→ PROBLEM TO SOLVE:
Scan the material and copy every line in which "capacity" appears.

→ DATA SHOWN:
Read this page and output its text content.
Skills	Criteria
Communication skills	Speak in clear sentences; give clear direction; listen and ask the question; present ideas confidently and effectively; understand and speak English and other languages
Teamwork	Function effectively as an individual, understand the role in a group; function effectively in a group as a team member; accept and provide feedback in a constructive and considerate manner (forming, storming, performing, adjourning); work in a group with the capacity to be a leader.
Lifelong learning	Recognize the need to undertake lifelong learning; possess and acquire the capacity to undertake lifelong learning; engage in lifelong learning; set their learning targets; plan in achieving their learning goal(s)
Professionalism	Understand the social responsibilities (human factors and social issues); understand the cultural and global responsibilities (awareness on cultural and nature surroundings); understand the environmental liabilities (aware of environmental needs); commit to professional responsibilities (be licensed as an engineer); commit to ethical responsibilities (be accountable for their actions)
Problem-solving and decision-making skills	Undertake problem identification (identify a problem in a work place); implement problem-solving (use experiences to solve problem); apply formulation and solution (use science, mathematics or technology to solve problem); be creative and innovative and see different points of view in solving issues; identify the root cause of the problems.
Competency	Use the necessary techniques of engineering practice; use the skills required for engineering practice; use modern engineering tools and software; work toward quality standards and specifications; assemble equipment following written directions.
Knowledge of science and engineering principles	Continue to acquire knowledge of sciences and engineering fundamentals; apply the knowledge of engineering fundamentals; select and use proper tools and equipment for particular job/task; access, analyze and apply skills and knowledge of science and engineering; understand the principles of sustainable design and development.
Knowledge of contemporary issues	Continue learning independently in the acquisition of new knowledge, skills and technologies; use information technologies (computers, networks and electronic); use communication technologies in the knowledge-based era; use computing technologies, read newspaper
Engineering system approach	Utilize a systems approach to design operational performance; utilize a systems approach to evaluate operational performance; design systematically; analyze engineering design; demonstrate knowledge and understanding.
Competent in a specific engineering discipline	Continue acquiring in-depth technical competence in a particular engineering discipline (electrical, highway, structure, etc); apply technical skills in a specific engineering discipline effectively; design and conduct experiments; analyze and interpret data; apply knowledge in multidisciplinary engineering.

→ TASK RESPONSE:
Teamwork	Function effectively as an individual, understand the role in a group; function effectively in a group as a team member; accept and provide feedback in a constructive and considerate manner (forming, storming, performing, adjourning); work in a group with the capacity to be a leader.
Lifelong learning	Recognize the need to undertake lifelong learning; possess and acquire the capacity to undertake lifelong learning; engage in lifelong learning; set their learning targets; plan in achieving their learning goal(s)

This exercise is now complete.